- [Text]:
[Begin]
Do you believe that ethical responsibility has suffered because gathering and reporting the news has evolved (internet, social media, citizen journalism, etc.)?

Yes, I do. The remaking of journalism has been a consistent battle for many years in the era of fake news, the internet, and citizen journalism. In 2013 at Long Beach City College, my professor, Pat Mckean had stated that newspapers would soon take a plunge in this new era that we are going in. I honestly didn't bother to listen.

However, over the years, I was beginning to see how blogging was becoming superior and how everyone and their mother wanted to become a blogger. At one point, I was intrigued by the idea, but I never took that leap of faith in doing so. I honestly didn’t see any substance to it besides how it glorified an illuminated people's opinion, which isn't wrong, but the breakdown of it seemed flawed to me because I was so used to ethical journalism; traditional journalism, and I still am because ethical journalism should be accurate, fair and honest as well as courageous in gathering, reporting and interpreting information (SPJ’s Code of Ethics, 2014).
An analysis article from Pew Research, "A New Journalism for Democracy in a New Age," had stated that,
“the technology has filled the world with a flood of undifferentiated information that is changing the audience for news and information from passive receivers to pro-active consumers who decide what they want when they want it and how they want it," (2005).
In the era we live in today, the internet is filled with fake news that's being portrayed as truth, and it's sad to see the masses believe in something that’s misleading them. The same aspect goes for social media as well as citizen journalism.
[End]
- [Rows]:
[Begin]
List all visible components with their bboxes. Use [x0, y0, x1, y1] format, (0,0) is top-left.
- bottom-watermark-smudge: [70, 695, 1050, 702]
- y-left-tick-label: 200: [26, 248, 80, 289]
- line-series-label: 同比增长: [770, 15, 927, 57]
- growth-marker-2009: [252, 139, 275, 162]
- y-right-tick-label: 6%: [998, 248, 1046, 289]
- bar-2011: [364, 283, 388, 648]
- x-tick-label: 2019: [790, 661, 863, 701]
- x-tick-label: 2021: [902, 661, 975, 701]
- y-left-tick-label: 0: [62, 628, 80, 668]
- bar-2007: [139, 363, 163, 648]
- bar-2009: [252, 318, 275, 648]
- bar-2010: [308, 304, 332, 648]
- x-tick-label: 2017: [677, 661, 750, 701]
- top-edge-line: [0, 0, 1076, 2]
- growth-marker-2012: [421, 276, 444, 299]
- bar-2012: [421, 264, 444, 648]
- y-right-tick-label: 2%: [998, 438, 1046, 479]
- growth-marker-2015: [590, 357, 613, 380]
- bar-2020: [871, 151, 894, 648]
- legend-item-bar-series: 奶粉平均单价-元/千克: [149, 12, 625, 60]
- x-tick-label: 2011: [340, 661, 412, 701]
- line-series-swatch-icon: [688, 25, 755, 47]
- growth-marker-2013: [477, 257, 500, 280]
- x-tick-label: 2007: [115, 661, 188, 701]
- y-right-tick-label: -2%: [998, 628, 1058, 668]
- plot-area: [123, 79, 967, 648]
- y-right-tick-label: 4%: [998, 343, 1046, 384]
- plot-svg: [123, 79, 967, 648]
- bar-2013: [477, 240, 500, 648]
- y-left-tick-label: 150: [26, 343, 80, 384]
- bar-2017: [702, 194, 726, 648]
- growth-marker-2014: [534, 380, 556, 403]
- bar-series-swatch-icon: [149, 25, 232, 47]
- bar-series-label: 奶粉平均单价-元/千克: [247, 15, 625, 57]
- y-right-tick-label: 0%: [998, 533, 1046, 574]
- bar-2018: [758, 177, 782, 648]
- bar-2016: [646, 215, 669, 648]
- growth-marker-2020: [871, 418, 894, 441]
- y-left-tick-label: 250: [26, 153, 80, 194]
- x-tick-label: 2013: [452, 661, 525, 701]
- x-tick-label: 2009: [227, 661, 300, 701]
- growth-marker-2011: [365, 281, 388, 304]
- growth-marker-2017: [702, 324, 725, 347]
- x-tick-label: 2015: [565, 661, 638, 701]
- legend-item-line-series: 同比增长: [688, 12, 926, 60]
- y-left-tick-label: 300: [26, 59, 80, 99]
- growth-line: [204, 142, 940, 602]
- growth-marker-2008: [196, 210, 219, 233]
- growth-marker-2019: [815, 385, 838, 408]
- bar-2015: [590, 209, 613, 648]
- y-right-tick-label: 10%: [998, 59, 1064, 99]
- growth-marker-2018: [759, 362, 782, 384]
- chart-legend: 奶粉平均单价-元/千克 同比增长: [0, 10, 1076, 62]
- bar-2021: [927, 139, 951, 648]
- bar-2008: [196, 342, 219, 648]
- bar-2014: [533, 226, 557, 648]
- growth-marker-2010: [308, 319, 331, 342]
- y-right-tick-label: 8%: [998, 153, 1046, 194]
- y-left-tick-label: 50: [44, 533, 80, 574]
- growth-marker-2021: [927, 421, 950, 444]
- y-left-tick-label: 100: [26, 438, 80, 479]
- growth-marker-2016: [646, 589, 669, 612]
[End]
- [To do]:
A. Reproduce the journalism ethics essay between "An analysis article" and "as citizen journalism.", inclusive.
B. Render this sentence from the journalism ethics essay in Spanish: "The same aspect goes for social media as well as citizen journalism."
Rely only on the essay on journalism ethics.

- [Final results]:
A.
An analysis article from Pew Research, "A New Journalism for Democracy in a New Age," had stated that,
“the technology has filled the world with a flood of undifferentiated information that is changing the audience for news and information from passive receivers to pro-active consumers who decide what they want when they want it and how they want it," (2005).
In the era we live in today, the internet is filled with fake news that's being portrayed as truth, and it's sad to see the masses believe in something that’s misleading them. The same aspect goes for social media as well as citizen journalism.

B. El mismo aspecto se aplica a las redes sociales, así como al periodismo ciudadano.